## WHAT TO WORK ON
Identify all lines in the data containing the string "color". Copy them out.

Entries from a visual dataset
▼▼▼

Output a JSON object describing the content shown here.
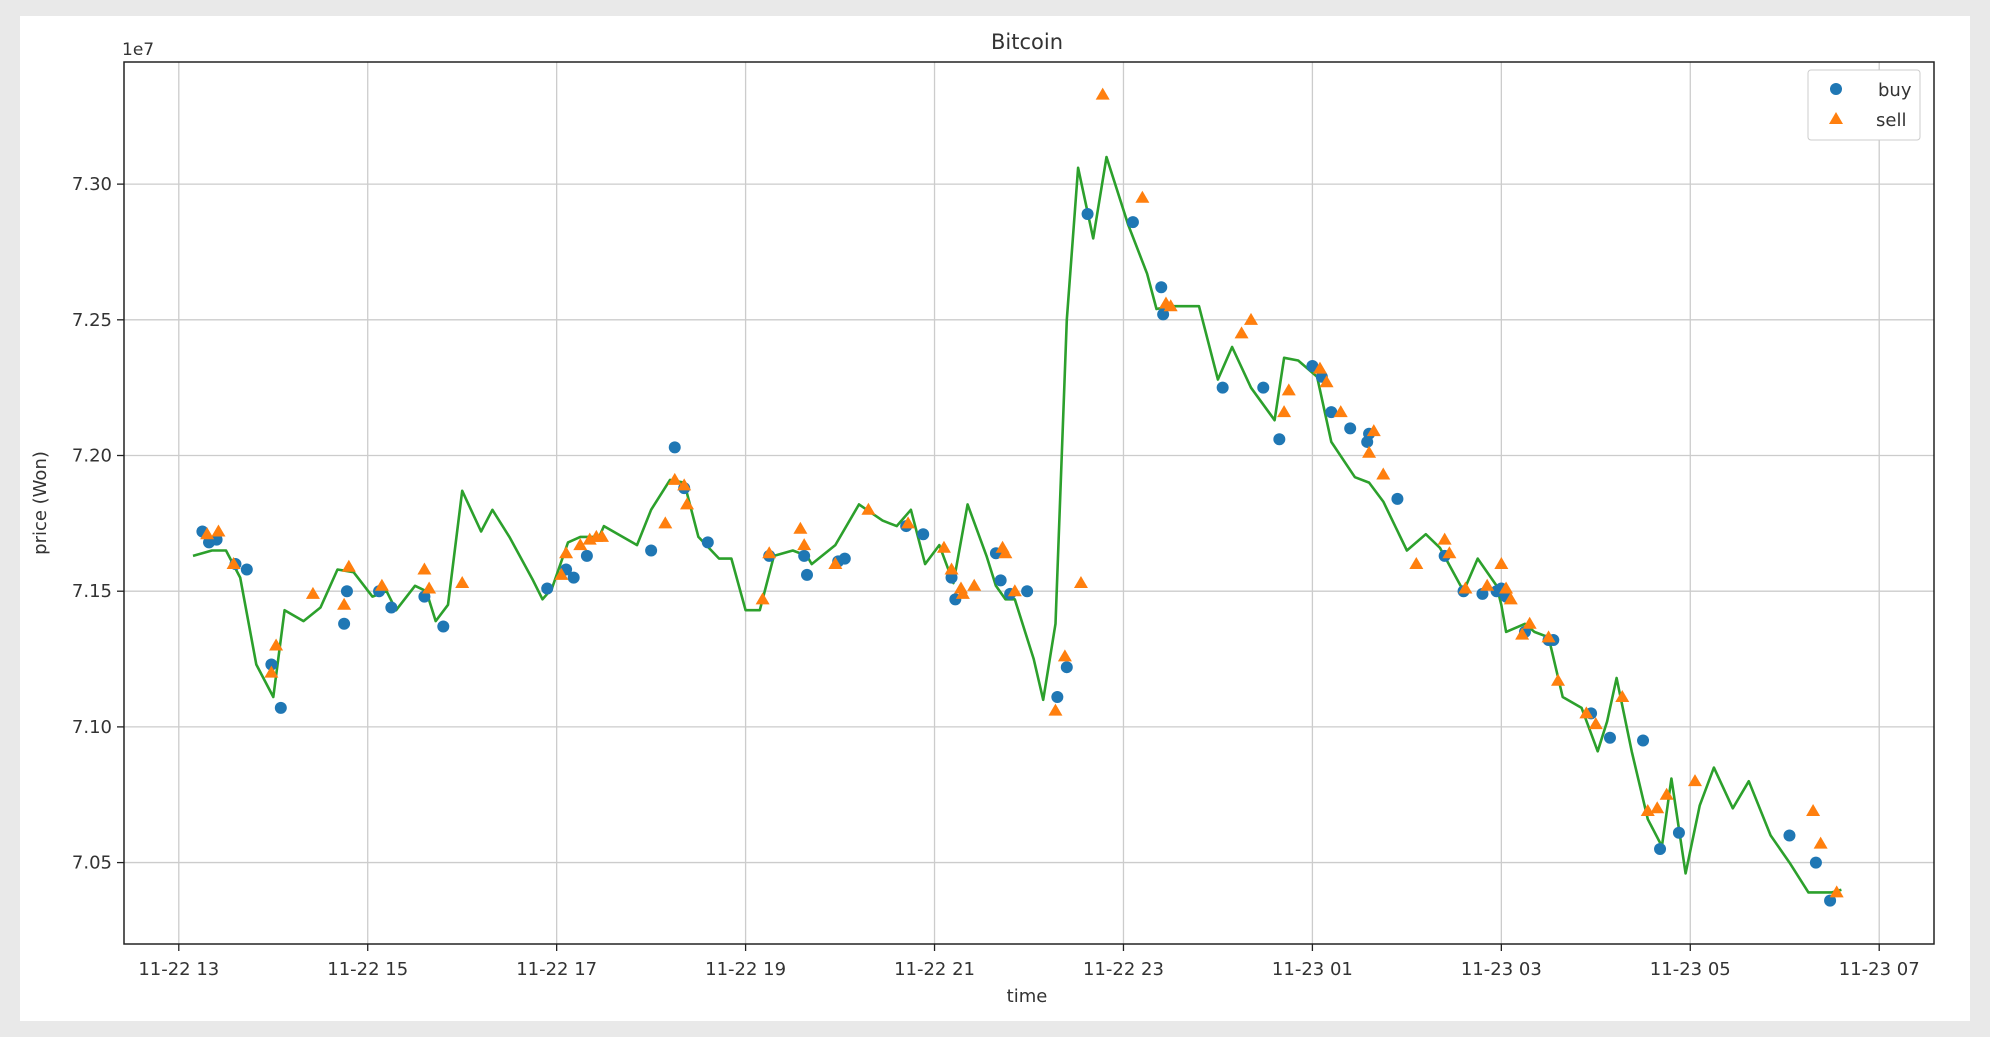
{
  "chart_data": {
    "type": "scatter",
    "title": "Bitcoin",
    "xlabel": "time",
    "ylabel": "price (Won)",
    "y_offset_label": "1e7",
    "x_unit": "hours after 11-22 13:00",
    "xlim": [
      -0.58,
      18.58
    ],
    "ylim": [
      7.02,
      7.345
    ],
    "x_ticks": [
      {
        "value": 0,
        "label": "11-22 13"
      },
      {
        "value": 2,
        "label": "11-22 15"
      },
      {
        "value": 4,
        "label": "11-22 17"
      },
      {
        "value": 6,
        "label": "11-22 19"
      },
      {
        "value": 8,
        "label": "11-22 21"
      },
      {
        "value": 10,
        "label": "11-22 23"
      },
      {
        "value": 12,
        "label": "11-23 01"
      },
      {
        "value": 14,
        "label": "11-23 03"
      },
      {
        "value": 16,
        "label": "11-23 05"
      },
      {
        "value": 18,
        "label": "11-23 07"
      }
    ],
    "y_ticks": [
      {
        "value": 7.05,
        "label": "7.05"
      },
      {
        "value": 7.1,
        "label": "7.10"
      },
      {
        "value": 7.15,
        "label": "7.15"
      },
      {
        "value": 7.2,
        "label": "7.20"
      },
      {
        "value": 7.25,
        "label": "7.25"
      },
      {
        "value": 7.3,
        "label": "7.30"
      }
    ],
    "grid": true,
    "legend_position": "top-right",
    "series": [
      {
        "name": "buy",
        "kind": "scatter",
        "marker": "circle",
        "color": "#1f77b4",
        "points": [
          [
            0.25,
            7.172
          ],
          [
            0.32,
            7.168
          ],
          [
            0.4,
            7.169
          ],
          [
            0.6,
            7.16
          ],
          [
            0.72,
            7.158
          ],
          [
            0.98,
            7.123
          ],
          [
            1.08,
            7.107
          ],
          [
            1.75,
            7.138
          ],
          [
            1.78,
            7.15
          ],
          [
            2.12,
            7.15
          ],
          [
            2.25,
            7.144
          ],
          [
            2.6,
            7.148
          ],
          [
            2.8,
            7.137
          ],
          [
            3.9,
            7.151
          ],
          [
            4.1,
            7.158
          ],
          [
            4.18,
            7.155
          ],
          [
            4.32,
            7.163
          ],
          [
            5.0,
            7.165
          ],
          [
            5.25,
            7.203
          ],
          [
            5.35,
            7.188
          ],
          [
            5.6,
            7.168
          ],
          [
            6.25,
            7.163
          ],
          [
            6.62,
            7.163
          ],
          [
            6.65,
            7.156
          ],
          [
            6.98,
            7.161
          ],
          [
            7.05,
            7.162
          ],
          [
            7.7,
            7.174
          ],
          [
            7.88,
            7.171
          ],
          [
            8.18,
            7.155
          ],
          [
            8.22,
            7.147
          ],
          [
            8.65,
            7.164
          ],
          [
            8.7,
            7.154
          ],
          [
            8.8,
            7.149
          ],
          [
            8.98,
            7.15
          ],
          [
            9.3,
            7.111
          ],
          [
            9.4,
            7.122
          ],
          [
            9.62,
            7.289
          ],
          [
            10.1,
            7.286
          ],
          [
            10.4,
            7.262
          ],
          [
            10.42,
            7.252
          ],
          [
            11.05,
            7.225
          ],
          [
            11.48,
            7.225
          ],
          [
            11.65,
            7.206
          ],
          [
            12.0,
            7.233
          ],
          [
            12.1,
            7.229
          ],
          [
            12.2,
            7.216
          ],
          [
            12.4,
            7.21
          ],
          [
            12.58,
            7.205
          ],
          [
            12.6,
            7.208
          ],
          [
            12.9,
            7.184
          ],
          [
            13.4,
            7.163
          ],
          [
            13.6,
            7.15
          ],
          [
            13.8,
            7.149
          ],
          [
            13.95,
            7.15
          ],
          [
            14.0,
            7.151
          ],
          [
            14.05,
            7.148
          ],
          [
            14.25,
            7.135
          ],
          [
            14.5,
            7.132
          ],
          [
            14.55,
            7.132
          ],
          [
            14.95,
            7.105
          ],
          [
            15.15,
            7.096
          ],
          [
            15.5,
            7.095
          ],
          [
            15.68,
            7.055
          ],
          [
            15.88,
            7.061
          ],
          [
            17.05,
            7.06
          ],
          [
            17.33,
            7.05
          ],
          [
            17.48,
            7.036
          ]
        ]
      },
      {
        "name": "sell",
        "kind": "scatter",
        "marker": "triangle",
        "color": "#ff7f0e",
        "points": [
          [
            0.3,
            7.171
          ],
          [
            0.42,
            7.172
          ],
          [
            0.58,
            7.16
          ],
          [
            0.98,
            7.12
          ],
          [
            1.03,
            7.13
          ],
          [
            1.42,
            7.149
          ],
          [
            1.75,
            7.145
          ],
          [
            1.8,
            7.159
          ],
          [
            2.15,
            7.152
          ],
          [
            2.6,
            7.158
          ],
          [
            2.65,
            7.151
          ],
          [
            3.0,
            7.153
          ],
          [
            4.05,
            7.156
          ],
          [
            4.1,
            7.164
          ],
          [
            4.25,
            7.167
          ],
          [
            4.35,
            7.169
          ],
          [
            4.42,
            7.17
          ],
          [
            4.48,
            7.17
          ],
          [
            5.15,
            7.175
          ],
          [
            5.25,
            7.191
          ],
          [
            5.35,
            7.189
          ],
          [
            5.38,
            7.182
          ],
          [
            6.18,
            7.147
          ],
          [
            6.25,
            7.164
          ],
          [
            6.58,
            7.173
          ],
          [
            6.62,
            7.167
          ],
          [
            6.95,
            7.16
          ],
          [
            7.3,
            7.18
          ],
          [
            7.72,
            7.175
          ],
          [
            8.1,
            7.166
          ],
          [
            8.18,
            7.158
          ],
          [
            8.28,
            7.151
          ],
          [
            8.3,
            7.149
          ],
          [
            8.42,
            7.152
          ],
          [
            8.72,
            7.166
          ],
          [
            8.75,
            7.164
          ],
          [
            8.85,
            7.15
          ],
          [
            9.28,
            7.106
          ],
          [
            9.38,
            7.126
          ],
          [
            9.55,
            7.153
          ],
          [
            9.78,
            7.333
          ],
          [
            10.2,
            7.295
          ],
          [
            10.45,
            7.256
          ],
          [
            10.5,
            7.255
          ],
          [
            11.25,
            7.245
          ],
          [
            11.35,
            7.25
          ],
          [
            11.7,
            7.216
          ],
          [
            11.75,
            7.224
          ],
          [
            12.08,
            7.232
          ],
          [
            12.15,
            7.227
          ],
          [
            12.3,
            7.216
          ],
          [
            12.6,
            7.201
          ],
          [
            12.65,
            7.209
          ],
          [
            12.75,
            7.193
          ],
          [
            13.1,
            7.16
          ],
          [
            13.4,
            7.169
          ],
          [
            13.45,
            7.164
          ],
          [
            13.62,
            7.151
          ],
          [
            13.85,
            7.152
          ],
          [
            14.0,
            7.16
          ],
          [
            14.05,
            7.151
          ],
          [
            14.1,
            7.147
          ],
          [
            14.22,
            7.134
          ],
          [
            14.3,
            7.138
          ],
          [
            14.5,
            7.133
          ],
          [
            14.6,
            7.117
          ],
          [
            14.9,
            7.105
          ],
          [
            15.0,
            7.101
          ],
          [
            15.28,
            7.111
          ],
          [
            15.55,
            7.069
          ],
          [
            15.65,
            7.07
          ],
          [
            15.75,
            7.075
          ],
          [
            16.05,
            7.08
          ],
          [
            17.3,
            7.069
          ],
          [
            17.38,
            7.057
          ],
          [
            17.55,
            7.039
          ]
        ]
      },
      {
        "name": "",
        "kind": "line",
        "color": "#2ca02c",
        "points": [
          [
            0.15,
            7.163
          ],
          [
            0.35,
            7.165
          ],
          [
            0.5,
            7.165
          ],
          [
            0.65,
            7.155
          ],
          [
            0.82,
            7.123
          ],
          [
            1.0,
            7.111
          ],
          [
            1.12,
            7.143
          ],
          [
            1.32,
            7.139
          ],
          [
            1.5,
            7.144
          ],
          [
            1.68,
            7.158
          ],
          [
            1.85,
            7.157
          ],
          [
            2.05,
            7.148
          ],
          [
            2.2,
            7.15
          ],
          [
            2.3,
            7.143
          ],
          [
            2.5,
            7.152
          ],
          [
            2.62,
            7.15
          ],
          [
            2.72,
            7.139
          ],
          [
            2.85,
            7.145
          ],
          [
            3.0,
            7.187
          ],
          [
            3.2,
            7.172
          ],
          [
            3.32,
            7.18
          ],
          [
            3.5,
            7.17
          ],
          [
            3.75,
            7.154
          ],
          [
            3.85,
            7.147
          ],
          [
            3.95,
            7.151
          ],
          [
            4.12,
            7.168
          ],
          [
            4.25,
            7.17
          ],
          [
            4.45,
            7.17
          ],
          [
            4.5,
            7.174
          ],
          [
            4.85,
            7.167
          ],
          [
            5.0,
            7.18
          ],
          [
            5.2,
            7.191
          ],
          [
            5.35,
            7.19
          ],
          [
            5.5,
            7.17
          ],
          [
            5.72,
            7.162
          ],
          [
            5.85,
            7.162
          ],
          [
            6.0,
            7.143
          ],
          [
            6.15,
            7.143
          ],
          [
            6.3,
            7.163
          ],
          [
            6.5,
            7.165
          ],
          [
            6.65,
            7.163
          ],
          [
            6.7,
            7.16
          ],
          [
            6.95,
            7.167
          ],
          [
            7.2,
            7.182
          ],
          [
            7.45,
            7.176
          ],
          [
            7.6,
            7.174
          ],
          [
            7.75,
            7.18
          ],
          [
            7.9,
            7.16
          ],
          [
            8.05,
            7.167
          ],
          [
            8.2,
            7.153
          ],
          [
            8.35,
            7.182
          ],
          [
            8.55,
            7.163
          ],
          [
            8.65,
            7.152
          ],
          [
            8.75,
            7.147
          ],
          [
            8.85,
            7.147
          ],
          [
            9.05,
            7.125
          ],
          [
            9.15,
            7.11
          ],
          [
            9.28,
            7.138
          ],
          [
            9.4,
            7.25
          ],
          [
            9.52,
            7.306
          ],
          [
            9.68,
            7.28
          ],
          [
            9.82,
            7.31
          ],
          [
            10.05,
            7.285
          ],
          [
            10.25,
            7.267
          ],
          [
            10.35,
            7.254
          ],
          [
            10.5,
            7.255
          ],
          [
            10.8,
            7.255
          ],
          [
            11.0,
            7.228
          ],
          [
            11.15,
            7.24
          ],
          [
            11.35,
            7.225
          ],
          [
            11.6,
            7.213
          ],
          [
            11.7,
            7.236
          ],
          [
            11.85,
            7.235
          ],
          [
            12.05,
            7.229
          ],
          [
            12.2,
            7.205
          ],
          [
            12.45,
            7.192
          ],
          [
            12.6,
            7.19
          ],
          [
            12.75,
            7.183
          ],
          [
            13.0,
            7.165
          ],
          [
            13.2,
            7.171
          ],
          [
            13.35,
            7.166
          ],
          [
            13.6,
            7.15
          ],
          [
            13.75,
            7.162
          ],
          [
            13.95,
            7.152
          ],
          [
            14.0,
            7.145
          ],
          [
            14.05,
            7.135
          ],
          [
            14.25,
            7.138
          ],
          [
            14.35,
            7.135
          ],
          [
            14.5,
            7.133
          ],
          [
            14.65,
            7.111
          ],
          [
            14.85,
            7.107
          ],
          [
            15.02,
            7.091
          ],
          [
            15.12,
            7.102
          ],
          [
            15.22,
            7.118
          ],
          [
            15.38,
            7.091
          ],
          [
            15.55,
            7.066
          ],
          [
            15.7,
            7.056
          ],
          [
            15.8,
            7.081
          ],
          [
            15.95,
            7.046
          ],
          [
            16.1,
            7.071
          ],
          [
            16.25,
            7.085
          ],
          [
            16.45,
            7.07
          ],
          [
            16.62,
            7.08
          ],
          [
            16.85,
            7.06
          ],
          [
            17.05,
            7.05
          ],
          [
            17.25,
            7.039
          ],
          [
            17.5,
            7.039
          ],
          [
            17.6,
            7.04
          ]
        ]
      }
    ]
  }
}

▲▲▲

## FINISHED EXERCISE
        "color": "#1f77b4",
        "color": "#ff7f0e",
        "color": "#2ca02c",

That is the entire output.